• **TO DO**
Which lines hold the string "screenshot"? Copy every one of them.

• **Stored data entries**
= = = = = = =
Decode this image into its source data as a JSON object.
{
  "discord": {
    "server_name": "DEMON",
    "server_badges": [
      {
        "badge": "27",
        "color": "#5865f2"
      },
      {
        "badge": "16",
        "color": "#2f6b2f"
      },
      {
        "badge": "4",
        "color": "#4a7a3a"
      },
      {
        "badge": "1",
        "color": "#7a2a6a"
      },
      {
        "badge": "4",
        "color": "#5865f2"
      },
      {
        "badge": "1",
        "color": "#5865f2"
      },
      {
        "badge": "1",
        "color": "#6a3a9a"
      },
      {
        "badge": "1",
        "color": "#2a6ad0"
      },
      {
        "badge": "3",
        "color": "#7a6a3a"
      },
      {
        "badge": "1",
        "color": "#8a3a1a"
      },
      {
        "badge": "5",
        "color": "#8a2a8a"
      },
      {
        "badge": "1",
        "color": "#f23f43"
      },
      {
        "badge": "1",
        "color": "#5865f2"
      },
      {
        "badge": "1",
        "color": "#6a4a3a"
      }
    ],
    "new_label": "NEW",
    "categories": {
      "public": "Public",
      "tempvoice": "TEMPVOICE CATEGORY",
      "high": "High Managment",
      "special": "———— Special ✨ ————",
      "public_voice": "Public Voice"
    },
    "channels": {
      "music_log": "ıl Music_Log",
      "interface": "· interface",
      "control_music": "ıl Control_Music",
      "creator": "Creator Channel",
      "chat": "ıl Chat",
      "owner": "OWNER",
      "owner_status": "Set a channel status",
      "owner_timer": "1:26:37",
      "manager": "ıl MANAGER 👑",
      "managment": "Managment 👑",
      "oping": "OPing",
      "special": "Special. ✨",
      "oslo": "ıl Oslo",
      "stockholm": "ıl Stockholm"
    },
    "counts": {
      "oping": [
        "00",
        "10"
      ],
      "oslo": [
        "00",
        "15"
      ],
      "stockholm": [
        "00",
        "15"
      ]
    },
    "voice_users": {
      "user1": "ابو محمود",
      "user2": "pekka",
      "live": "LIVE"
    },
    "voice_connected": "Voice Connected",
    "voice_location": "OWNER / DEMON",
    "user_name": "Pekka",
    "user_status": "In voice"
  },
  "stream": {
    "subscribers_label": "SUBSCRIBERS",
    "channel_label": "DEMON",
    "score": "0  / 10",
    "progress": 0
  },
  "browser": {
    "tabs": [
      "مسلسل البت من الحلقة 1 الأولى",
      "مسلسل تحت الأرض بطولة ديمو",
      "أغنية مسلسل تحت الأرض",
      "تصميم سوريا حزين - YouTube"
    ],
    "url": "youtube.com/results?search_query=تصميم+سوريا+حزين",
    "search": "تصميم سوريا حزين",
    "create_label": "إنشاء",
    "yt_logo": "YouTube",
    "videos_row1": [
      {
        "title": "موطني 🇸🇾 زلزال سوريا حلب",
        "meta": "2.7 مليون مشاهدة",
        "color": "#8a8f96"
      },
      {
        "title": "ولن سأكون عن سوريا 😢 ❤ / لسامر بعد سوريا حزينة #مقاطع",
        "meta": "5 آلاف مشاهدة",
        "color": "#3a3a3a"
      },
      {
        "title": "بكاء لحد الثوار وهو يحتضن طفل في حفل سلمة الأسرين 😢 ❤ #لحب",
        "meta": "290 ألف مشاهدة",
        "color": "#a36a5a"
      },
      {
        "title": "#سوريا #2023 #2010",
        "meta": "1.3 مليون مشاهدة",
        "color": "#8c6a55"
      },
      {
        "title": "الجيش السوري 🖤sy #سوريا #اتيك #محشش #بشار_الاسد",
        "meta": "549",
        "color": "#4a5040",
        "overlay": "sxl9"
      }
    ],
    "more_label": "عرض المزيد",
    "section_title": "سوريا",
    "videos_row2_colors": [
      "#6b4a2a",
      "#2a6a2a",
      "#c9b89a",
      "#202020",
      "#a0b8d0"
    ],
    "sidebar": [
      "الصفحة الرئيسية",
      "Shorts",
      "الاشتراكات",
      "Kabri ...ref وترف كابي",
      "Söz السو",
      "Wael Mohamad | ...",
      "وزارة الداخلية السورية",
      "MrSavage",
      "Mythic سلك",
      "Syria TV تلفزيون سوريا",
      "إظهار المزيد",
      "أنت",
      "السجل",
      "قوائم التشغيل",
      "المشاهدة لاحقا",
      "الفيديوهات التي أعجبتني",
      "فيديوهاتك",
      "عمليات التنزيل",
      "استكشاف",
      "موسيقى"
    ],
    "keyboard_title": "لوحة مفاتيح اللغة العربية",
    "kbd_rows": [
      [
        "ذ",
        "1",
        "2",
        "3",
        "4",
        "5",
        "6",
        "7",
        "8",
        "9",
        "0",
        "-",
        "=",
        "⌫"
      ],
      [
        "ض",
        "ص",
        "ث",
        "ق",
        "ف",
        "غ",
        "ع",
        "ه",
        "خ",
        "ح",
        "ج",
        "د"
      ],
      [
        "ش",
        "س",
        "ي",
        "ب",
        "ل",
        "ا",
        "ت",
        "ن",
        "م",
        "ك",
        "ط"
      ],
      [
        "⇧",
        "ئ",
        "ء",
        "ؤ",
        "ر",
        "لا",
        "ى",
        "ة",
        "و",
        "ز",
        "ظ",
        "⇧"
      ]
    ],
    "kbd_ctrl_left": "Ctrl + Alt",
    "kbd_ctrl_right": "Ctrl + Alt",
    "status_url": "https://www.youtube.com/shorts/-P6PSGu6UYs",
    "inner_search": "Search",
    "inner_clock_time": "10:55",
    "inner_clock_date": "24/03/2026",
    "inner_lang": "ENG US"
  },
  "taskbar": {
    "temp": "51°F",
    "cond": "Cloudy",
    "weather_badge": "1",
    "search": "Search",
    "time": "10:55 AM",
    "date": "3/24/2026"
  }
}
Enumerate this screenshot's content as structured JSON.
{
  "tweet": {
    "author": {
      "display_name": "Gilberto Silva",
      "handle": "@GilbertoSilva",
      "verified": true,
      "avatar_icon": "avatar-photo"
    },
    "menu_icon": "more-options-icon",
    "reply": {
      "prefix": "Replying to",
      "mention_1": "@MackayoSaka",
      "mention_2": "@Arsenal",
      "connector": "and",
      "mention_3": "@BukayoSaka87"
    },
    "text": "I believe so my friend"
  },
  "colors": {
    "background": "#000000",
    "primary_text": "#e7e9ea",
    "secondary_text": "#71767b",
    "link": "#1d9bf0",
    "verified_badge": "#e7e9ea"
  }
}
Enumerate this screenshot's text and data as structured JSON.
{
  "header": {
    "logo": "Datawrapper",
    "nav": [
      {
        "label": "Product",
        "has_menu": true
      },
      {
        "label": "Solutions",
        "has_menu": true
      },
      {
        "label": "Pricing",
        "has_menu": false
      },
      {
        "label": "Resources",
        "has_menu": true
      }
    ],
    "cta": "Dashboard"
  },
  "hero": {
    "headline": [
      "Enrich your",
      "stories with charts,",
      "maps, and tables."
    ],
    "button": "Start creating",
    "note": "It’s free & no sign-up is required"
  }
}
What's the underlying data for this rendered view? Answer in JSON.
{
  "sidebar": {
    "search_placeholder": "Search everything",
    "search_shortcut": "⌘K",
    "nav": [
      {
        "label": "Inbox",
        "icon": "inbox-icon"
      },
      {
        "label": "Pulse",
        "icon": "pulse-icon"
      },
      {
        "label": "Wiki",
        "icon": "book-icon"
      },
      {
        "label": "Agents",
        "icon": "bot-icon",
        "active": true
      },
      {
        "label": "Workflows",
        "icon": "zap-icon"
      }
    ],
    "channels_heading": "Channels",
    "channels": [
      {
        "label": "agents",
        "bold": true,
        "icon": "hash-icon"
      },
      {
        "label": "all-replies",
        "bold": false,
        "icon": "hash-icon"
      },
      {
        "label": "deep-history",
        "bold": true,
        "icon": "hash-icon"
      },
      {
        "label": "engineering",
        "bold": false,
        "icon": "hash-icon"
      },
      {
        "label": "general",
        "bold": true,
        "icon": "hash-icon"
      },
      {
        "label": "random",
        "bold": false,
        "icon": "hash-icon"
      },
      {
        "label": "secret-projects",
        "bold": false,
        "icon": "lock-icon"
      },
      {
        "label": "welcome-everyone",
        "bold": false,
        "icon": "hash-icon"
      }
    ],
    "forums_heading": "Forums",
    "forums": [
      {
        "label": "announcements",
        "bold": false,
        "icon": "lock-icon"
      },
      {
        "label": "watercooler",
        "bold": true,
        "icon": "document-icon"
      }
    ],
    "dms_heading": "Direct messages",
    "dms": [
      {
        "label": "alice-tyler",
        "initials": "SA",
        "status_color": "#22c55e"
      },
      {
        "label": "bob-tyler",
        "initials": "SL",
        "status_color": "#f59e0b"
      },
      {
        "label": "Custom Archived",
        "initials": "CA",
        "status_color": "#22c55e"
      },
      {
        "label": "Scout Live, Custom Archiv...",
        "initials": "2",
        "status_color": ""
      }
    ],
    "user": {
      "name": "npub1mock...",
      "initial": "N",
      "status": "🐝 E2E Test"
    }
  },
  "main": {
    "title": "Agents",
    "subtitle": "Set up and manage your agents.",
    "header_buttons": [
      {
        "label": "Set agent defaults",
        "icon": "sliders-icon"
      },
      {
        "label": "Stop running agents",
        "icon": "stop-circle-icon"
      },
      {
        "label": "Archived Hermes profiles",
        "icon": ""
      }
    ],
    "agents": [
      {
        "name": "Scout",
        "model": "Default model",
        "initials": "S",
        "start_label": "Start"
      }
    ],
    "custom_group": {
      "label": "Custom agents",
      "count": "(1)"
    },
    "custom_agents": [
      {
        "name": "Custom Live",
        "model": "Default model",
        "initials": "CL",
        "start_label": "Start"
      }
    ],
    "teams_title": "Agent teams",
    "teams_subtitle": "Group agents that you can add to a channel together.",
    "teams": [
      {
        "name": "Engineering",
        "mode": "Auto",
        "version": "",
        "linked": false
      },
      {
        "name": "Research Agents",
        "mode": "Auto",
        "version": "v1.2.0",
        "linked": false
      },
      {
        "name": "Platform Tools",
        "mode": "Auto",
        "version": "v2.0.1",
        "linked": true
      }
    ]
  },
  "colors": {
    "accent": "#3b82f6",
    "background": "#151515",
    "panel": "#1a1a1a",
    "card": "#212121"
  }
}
= = = = = = =
• **SOLUTION TO THE EXERCISE**
Enumerate this screenshot's content as structured JSON.
Enumerate this screenshot's text and data as structured JSON.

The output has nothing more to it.